• DATA ROWS:

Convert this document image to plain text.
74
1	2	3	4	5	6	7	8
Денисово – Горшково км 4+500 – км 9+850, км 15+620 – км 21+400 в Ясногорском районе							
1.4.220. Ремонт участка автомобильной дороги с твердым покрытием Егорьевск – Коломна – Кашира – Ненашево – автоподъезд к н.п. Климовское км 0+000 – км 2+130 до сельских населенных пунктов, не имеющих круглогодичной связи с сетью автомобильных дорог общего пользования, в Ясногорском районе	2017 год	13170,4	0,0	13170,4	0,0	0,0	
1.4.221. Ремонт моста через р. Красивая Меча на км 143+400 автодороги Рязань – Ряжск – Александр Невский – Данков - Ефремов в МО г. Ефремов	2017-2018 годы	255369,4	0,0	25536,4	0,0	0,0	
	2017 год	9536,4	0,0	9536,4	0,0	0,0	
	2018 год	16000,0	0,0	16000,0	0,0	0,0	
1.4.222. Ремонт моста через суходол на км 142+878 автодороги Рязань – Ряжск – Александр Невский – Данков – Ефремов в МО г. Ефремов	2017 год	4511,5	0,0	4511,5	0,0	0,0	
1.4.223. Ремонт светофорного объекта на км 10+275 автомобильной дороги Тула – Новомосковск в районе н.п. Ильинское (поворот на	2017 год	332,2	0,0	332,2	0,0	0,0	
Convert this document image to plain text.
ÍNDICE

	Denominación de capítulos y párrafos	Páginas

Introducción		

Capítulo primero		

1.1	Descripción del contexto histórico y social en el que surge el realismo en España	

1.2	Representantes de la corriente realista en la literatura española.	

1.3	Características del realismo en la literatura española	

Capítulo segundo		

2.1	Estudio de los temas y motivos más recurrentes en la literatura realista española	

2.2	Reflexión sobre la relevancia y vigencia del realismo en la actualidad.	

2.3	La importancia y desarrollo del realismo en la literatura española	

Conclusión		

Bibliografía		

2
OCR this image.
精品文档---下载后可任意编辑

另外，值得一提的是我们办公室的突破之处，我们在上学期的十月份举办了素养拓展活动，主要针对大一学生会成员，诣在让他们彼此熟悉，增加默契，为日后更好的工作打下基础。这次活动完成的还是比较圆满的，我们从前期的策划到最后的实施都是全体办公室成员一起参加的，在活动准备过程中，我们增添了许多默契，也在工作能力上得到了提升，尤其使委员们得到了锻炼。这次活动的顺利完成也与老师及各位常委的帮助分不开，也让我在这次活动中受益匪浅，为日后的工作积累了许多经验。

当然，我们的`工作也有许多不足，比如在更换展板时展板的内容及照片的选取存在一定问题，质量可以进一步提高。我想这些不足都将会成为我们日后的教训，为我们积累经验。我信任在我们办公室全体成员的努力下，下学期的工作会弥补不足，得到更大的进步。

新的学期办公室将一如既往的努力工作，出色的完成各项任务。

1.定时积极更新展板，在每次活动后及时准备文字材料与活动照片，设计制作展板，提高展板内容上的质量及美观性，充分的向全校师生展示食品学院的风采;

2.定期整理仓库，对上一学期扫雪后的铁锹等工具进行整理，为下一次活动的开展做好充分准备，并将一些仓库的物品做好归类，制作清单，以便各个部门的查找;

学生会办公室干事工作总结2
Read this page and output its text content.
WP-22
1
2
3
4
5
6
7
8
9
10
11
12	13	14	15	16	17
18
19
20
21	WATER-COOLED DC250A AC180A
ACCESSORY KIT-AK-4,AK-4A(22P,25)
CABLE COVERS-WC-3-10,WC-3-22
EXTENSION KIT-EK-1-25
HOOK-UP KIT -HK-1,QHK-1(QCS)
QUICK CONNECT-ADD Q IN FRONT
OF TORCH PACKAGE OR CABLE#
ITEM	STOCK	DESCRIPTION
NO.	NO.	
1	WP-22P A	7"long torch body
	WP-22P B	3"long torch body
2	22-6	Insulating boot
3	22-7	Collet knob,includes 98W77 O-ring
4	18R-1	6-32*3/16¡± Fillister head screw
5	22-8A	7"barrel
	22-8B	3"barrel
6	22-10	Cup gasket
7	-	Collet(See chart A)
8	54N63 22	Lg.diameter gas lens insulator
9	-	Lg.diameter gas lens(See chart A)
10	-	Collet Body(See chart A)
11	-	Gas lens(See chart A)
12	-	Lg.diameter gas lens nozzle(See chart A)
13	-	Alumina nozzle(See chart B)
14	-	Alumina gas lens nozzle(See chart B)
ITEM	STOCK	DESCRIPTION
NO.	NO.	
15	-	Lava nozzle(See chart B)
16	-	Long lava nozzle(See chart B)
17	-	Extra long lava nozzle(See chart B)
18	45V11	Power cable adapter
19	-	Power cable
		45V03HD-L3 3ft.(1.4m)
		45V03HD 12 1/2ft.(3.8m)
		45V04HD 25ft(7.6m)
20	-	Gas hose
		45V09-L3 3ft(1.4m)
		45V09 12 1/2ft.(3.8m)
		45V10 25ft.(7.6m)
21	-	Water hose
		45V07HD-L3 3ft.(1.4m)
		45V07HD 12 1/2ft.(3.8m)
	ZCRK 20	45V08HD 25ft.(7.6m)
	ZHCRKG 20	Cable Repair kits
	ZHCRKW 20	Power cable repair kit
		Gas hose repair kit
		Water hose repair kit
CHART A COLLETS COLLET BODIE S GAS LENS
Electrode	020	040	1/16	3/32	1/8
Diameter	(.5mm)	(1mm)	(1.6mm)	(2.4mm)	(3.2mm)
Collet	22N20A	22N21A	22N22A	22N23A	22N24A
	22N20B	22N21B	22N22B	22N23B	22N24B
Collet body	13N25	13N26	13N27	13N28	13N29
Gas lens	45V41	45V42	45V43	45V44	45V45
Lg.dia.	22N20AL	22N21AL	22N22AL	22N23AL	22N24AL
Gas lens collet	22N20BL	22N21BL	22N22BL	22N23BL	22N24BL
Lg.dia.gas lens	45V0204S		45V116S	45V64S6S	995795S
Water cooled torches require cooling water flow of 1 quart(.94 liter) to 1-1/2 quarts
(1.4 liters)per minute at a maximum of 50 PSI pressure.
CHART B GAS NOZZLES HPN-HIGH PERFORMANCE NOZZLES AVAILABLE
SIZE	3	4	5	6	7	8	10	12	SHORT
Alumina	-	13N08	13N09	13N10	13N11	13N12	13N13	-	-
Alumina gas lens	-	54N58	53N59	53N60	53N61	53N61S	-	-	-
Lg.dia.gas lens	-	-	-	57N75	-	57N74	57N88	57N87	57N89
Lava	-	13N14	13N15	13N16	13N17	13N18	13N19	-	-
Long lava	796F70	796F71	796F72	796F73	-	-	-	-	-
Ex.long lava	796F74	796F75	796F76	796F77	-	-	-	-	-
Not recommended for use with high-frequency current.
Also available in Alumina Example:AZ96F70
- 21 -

• TASK BRIEF: Identify how many lines in the entries above contain the word "this" and provide only that figure.

• TASK RESULT: 4